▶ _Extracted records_

--------------------

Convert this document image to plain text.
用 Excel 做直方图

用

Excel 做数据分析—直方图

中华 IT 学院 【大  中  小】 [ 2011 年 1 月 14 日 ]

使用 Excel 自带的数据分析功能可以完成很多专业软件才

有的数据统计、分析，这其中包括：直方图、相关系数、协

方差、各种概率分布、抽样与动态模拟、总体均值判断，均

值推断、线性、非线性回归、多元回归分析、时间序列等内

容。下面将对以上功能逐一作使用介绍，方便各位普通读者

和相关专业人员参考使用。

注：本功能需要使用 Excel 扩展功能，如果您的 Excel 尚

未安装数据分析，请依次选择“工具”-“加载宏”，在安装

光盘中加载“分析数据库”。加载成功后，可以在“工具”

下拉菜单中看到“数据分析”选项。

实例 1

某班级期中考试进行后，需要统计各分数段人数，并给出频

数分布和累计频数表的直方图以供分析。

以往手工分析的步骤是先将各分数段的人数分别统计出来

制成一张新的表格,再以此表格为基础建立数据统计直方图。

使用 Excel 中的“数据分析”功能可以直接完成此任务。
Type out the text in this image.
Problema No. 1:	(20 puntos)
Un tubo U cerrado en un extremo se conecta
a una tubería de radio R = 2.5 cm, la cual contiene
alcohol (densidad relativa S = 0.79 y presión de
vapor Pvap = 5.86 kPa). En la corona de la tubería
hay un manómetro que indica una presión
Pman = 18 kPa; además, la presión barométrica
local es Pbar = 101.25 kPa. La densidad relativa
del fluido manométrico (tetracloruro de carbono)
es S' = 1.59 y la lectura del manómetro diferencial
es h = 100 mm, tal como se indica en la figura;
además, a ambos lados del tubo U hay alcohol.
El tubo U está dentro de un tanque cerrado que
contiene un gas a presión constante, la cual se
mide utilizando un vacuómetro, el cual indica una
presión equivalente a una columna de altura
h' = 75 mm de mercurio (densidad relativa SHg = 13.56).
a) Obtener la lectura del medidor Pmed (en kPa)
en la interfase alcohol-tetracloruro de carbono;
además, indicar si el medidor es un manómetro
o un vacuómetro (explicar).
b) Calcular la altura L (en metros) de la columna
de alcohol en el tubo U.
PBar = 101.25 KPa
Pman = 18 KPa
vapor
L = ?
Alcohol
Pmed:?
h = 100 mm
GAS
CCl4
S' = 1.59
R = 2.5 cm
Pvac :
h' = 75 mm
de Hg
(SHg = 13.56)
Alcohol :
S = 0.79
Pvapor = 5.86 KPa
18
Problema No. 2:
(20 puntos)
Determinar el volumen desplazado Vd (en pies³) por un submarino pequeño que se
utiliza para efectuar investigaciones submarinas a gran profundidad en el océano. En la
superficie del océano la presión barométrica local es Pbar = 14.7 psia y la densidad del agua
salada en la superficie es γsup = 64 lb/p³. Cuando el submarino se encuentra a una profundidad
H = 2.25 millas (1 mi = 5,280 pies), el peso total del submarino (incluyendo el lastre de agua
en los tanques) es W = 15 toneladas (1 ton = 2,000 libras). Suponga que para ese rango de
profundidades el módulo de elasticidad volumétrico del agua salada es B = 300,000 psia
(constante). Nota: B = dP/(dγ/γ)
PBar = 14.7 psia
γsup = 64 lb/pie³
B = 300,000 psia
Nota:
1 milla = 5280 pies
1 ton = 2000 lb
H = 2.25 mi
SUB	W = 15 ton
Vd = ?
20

--------------------

▶ _AIM OF THE EXERCISE_
Show every line above in which the word "constante" occurs.

▶ _OUTPUT OF THE EXERCISE_
contiene un gas a presión constante, la cual se
(constante). Nota: B = dP/(dγ/γ)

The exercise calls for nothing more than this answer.